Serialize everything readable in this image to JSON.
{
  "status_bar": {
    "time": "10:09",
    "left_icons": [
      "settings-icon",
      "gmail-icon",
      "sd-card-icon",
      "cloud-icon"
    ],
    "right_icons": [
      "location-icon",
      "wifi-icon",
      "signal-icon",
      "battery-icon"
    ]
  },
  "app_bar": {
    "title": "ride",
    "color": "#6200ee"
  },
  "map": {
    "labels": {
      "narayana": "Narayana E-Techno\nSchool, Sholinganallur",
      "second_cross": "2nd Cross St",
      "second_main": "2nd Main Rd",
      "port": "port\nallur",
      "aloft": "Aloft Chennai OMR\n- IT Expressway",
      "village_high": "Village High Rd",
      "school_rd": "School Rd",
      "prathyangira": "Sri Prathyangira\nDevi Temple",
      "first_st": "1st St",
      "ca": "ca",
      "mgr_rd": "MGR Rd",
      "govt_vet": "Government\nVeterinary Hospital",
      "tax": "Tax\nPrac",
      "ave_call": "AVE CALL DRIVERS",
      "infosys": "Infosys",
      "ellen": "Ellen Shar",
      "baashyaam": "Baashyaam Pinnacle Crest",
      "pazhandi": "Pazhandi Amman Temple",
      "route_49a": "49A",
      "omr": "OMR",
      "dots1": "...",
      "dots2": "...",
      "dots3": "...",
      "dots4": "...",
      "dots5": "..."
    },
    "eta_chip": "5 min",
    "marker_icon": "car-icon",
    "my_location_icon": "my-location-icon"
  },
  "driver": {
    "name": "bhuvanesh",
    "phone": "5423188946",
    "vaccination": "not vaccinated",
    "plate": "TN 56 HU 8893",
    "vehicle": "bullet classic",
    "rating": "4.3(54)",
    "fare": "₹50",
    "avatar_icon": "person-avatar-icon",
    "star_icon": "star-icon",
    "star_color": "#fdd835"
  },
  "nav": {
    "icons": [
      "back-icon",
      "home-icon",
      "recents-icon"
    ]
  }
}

----------

Pick out each line above that includes "Temple" and show it.

      "prathyangira": "Sri Prathyangira\nDevi Temple",
      "pazhandi": "Pazhandi Amman Temple",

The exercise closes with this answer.